__EXTRACTED TEXT__:
The 14th International FIG Workshop
Description
The 14th International FIG Workshop on the Land Administration Domain Model & 3D Land Administration will take place in Sofia, Bulgaria, 1-2 October 2026. It will be a joint event together with 21st International 3D GeoInfo Conference (28-29 September 2026) and 10th International Smart Data and Smart Cities Conference (29 September - 1 October 2026). The event is hosted by the Big Data for Smart Society (GATE) Institute, Sofia, Bulgaria. More information and registration for the joint event on https://conference.gate-ai.eu/GeoSofia2026.
Workshop purpose: The workshop aims to bring together experts from the industry, government, and academia, to present and discuss LADM and/or 3D LA related developments including live demonstrations of LADM implementations (operational systems, pilots, prototypes). The workshop will also cover informal or customary rights (restrictions, responsibilities) as exiting in many countries, next to the more formal rights that are being registered. Speakers who want to share their experiences on implementation are cordially invited to participate. This workshop will provide solid input to the "Implementation" part of Edition II of LADM, to be developed in collaboration with OGC. The workshop should enable making important choices, such as the technical encodings.
3D Land Administration: The increasing complexity of infrastructures and densely built-up areas requires a proper registration of the legal status (private and public), which can only be provided to a limited extent by the existing 2D cadastral registrations. The registration of the legal status in complex 3D situations will be investigated under the header of 3D Land Administration. The Workshop on the Land Administration Domain Model / 3D Land Administration addresses developments in the following areas:
- 3D Land Administration System operational experiences (analysis, LADM based, learn from each other, discover gaps)
- 3D LAS cost effective workflow for new / updated 3D parcels = 4D (part of whole spatial development lifecycle: from planning / design / permit in 3D, to registration / use in 3D)
- Legal aspects for 3D LAS, best legal practices in various legislation systems
- BIM/IFC use and guidelines for design sources (LA_DesignSource)
- Remote sensing (including LiDAR) and artificial intelligence (AI) for efficient 3D cadastral boundary extraction in the survey sources (LA_SurveySource)
- Proposals for (and evaluations of) LA (remote) sensing information models and data processing workflows
- 3D LAS web-based dissemination (usability, man-machine interfaces, including mobile/AR)
- Focus on large cities, including developing countries
- LADM specializations for customary RRRs, such as STDM, SOLA/Open Tenure, MAST (possibly with attention for 3D and valuation)

__EXTRACTED MATERIAL__:

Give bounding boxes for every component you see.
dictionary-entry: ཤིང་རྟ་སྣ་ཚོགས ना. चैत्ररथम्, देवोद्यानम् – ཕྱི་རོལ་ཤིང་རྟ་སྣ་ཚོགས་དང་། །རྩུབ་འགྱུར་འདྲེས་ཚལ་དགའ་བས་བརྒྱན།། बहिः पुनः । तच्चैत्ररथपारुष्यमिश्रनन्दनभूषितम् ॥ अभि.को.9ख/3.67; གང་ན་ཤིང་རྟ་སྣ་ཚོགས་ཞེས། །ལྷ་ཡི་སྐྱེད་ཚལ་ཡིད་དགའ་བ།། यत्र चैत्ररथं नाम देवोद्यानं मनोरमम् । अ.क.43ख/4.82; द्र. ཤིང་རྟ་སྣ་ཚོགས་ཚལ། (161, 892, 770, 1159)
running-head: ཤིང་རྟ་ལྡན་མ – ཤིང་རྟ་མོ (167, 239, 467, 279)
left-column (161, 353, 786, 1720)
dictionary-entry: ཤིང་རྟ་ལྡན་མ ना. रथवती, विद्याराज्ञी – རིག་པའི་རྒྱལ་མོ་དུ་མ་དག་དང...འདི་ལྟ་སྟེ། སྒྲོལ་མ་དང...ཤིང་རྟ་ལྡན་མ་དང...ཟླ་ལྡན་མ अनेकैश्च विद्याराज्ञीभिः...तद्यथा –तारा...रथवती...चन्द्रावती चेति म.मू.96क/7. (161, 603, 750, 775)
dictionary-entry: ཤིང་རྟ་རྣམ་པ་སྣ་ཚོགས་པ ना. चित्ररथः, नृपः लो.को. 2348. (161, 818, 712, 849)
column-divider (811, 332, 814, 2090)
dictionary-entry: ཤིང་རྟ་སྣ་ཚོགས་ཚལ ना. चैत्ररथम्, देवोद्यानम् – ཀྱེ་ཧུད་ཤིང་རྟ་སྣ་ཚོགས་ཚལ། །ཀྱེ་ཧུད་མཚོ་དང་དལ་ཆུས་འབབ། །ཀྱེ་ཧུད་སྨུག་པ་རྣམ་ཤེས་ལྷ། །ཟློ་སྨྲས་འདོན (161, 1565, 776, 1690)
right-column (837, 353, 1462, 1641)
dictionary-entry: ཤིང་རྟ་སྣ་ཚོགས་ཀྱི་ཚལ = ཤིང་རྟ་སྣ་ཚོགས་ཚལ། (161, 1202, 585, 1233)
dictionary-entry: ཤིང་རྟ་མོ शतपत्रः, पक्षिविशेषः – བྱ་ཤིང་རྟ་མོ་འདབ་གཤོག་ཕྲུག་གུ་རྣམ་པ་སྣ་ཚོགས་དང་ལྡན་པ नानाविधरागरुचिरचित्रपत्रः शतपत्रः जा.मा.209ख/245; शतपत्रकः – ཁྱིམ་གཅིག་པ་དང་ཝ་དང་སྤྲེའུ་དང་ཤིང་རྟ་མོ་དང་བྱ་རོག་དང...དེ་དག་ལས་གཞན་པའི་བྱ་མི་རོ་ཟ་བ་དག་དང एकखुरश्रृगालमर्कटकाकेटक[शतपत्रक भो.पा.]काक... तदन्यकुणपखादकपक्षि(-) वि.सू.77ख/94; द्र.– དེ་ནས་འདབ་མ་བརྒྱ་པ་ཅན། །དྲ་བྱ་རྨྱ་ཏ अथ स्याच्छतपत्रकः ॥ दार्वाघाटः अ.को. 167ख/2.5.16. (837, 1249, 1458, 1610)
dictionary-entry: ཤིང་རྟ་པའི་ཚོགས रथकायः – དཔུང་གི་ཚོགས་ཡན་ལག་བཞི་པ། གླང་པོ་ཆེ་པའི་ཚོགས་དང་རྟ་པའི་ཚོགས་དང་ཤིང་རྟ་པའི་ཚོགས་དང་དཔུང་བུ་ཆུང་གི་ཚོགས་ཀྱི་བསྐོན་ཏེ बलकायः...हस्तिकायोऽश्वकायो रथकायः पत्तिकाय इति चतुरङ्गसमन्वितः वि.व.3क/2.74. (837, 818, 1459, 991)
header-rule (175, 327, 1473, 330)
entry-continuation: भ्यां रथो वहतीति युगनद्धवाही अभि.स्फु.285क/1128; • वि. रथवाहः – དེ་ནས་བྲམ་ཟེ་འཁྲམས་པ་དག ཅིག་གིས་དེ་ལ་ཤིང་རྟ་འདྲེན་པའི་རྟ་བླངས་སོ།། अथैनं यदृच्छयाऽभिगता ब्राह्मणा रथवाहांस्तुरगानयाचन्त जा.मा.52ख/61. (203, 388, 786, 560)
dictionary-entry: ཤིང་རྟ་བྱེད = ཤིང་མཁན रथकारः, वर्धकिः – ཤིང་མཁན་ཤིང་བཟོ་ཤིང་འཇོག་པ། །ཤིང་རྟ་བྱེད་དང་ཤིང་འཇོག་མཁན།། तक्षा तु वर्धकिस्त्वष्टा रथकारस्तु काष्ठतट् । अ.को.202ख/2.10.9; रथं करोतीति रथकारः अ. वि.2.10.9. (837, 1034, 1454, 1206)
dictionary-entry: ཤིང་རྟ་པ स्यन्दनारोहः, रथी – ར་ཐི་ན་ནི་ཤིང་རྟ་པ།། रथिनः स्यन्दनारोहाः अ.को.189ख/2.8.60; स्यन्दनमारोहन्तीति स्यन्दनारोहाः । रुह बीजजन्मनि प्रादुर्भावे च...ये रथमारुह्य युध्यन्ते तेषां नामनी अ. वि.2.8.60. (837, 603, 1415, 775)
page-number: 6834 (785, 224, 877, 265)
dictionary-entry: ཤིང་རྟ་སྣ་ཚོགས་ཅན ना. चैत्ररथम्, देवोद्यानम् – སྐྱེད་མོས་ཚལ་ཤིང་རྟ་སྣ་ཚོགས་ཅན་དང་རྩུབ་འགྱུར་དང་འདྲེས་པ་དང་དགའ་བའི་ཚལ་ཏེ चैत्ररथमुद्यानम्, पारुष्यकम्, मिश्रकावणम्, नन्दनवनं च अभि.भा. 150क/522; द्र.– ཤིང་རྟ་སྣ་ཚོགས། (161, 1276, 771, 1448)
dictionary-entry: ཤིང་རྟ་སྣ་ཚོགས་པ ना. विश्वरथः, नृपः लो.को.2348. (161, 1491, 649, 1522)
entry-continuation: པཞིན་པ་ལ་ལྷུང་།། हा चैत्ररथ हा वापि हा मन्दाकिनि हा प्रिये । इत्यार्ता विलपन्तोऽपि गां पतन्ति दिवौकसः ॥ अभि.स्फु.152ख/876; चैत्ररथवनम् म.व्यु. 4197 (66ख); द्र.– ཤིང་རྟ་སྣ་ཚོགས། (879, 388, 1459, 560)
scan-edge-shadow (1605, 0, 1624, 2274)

__WORK ORDER 1__:
In the FIG workshop announcement, which institute is hosting the event?
__WORK ORDER 2__:
Extend the FIG workshop announcement, picking up after its final list item.
The rows come from a separate source, unrelated to the FIG workshop announcement.

__ANSWER 1__:
The Big Data for Smart Society (GATE) Institute in Sofia, Bulgaria.

__ANSWER 2__:
- 3D in the use of ISO 19152 edition II, the Land Administration Domain Model
LADM Edition II: ISO TC211 has revised LADM with new, additional functionalities, such as: a refined (3D) survey and legal model, semantically rich code lists, marine space geo-regulations, valuation information, and spatial plan information. This forms the backbone of a nations land information infrastructure. LADM edition II is organized as a multi-part standard, and all the conceptual models have been published in parts 1 tot 5. The Land Administration Domain Model is gaining recognition in more and more countries. There are country profiles from many countries - of which a large number have implemented (or are implementing) LADM. Software suppliers have adopted LADM and this is used in various implementations. The existing edition of LADM standard does not pay attention to implementation aspects. It can be done in various ways, and several platforms and encodings can be used. What are the experiences so far? What have we learned and what can be re-used? What are the pitfalls and risks? The usage of active and passive remote sensing techniques such as RGB and multispectral sensors, LiDAR, RADAR etc. have resulted in progress in efficiency and accuracy of spatial data aquisition workflows. In addition, artificial intelligence (AI) methods have been extensively explored and tested for cadastral boundary extraction. It is now time capture the implementation knowledge and include this in the future edition of LADM (part 6 Implementation). LADM is currently just a conceptual model and the steps towards implementation include elaborating (via a country profile) and realizing a technical model suitable for implementation: database schema (SQL DDL), exchange format (GeoJSON, INTERLIS, RDF, XML/GML, ), and user interface for edit and dissemination. A good option for this is the collaboration between FIG, ISPRS, IHO, ISO and OGC to also standardize these implementation aspects of LADM as part 6.